[SHORT TASK] Would you write out the entries below, every one of them, exactly?

[PROVIDED RECORDS]
------------------------------------------------------------------------

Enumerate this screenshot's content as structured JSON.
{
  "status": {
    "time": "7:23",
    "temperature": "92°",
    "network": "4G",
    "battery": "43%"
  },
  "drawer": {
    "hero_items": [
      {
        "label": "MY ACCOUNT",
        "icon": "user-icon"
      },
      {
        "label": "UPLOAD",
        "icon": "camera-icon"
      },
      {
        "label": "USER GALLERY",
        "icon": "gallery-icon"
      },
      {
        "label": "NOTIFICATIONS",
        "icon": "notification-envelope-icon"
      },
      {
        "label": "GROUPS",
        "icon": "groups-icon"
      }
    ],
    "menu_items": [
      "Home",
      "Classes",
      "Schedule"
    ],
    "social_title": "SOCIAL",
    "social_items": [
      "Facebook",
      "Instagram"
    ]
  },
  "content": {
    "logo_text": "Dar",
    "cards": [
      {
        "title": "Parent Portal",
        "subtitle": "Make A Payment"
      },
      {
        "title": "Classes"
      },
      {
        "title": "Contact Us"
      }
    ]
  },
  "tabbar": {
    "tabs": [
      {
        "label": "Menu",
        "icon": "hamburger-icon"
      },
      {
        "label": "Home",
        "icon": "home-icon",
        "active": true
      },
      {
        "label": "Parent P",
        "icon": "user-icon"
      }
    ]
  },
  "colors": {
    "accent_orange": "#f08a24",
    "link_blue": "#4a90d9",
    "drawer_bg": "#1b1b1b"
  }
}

------------------------------------------------------------------------

[RESPONSE TO THIS TASK]
Enumerate this screenshot's content as structured JSON.
{
  "status": {
    "time": "7:23",
    "temperature": "92°",
    "network": "4G",
    "battery": "43%"
  },
  "drawer": {
    "hero_items": [
      {
        "label": "MY ACCOUNT",
        "icon": "user-icon"
      },
      {
        "label": "UPLOAD",
        "icon": "camera-icon"
      },
      {
        "label": "USER GALLERY",
        "icon": "gallery-icon"
      },
      {
        "label": "NOTIFICATIONS",
        "icon": "notification-envelope-icon"
      },
      {
        "label": "GROUPS",
        "icon": "groups-icon"
      }
    ],
    "menu_items": [
      "Home",
      "Classes",
      "Schedule"
    ],
    "social_title": "SOCIAL",
    "social_items": [
      "Facebook",
      "Instagram"
    ]
  },
  "content": {
    "logo_text": "Dar",
    "cards": [
      {
        "title": "Parent Portal",
        "subtitle": "Make A Payment"
      },
      {
        "title": "Classes"
      },
      {
        "title": "Contact Us"
      }
    ]
  },
  "tabbar": {
    "tabs": [
      {
        "label": "Menu",
        "icon": "hamburger-icon"
      },
      {
        "label": "Home",
        "icon": "home-icon",
        "active": true
      },
      {
        "label": "Parent P",
        "icon": "user-icon"
      }
    ]
  },
  "colors": {
    "accent_orange": "#f08a24",
    "link_blue": "#4a90d9",
    "drawer_bg": "#1b1b1b"
  }
}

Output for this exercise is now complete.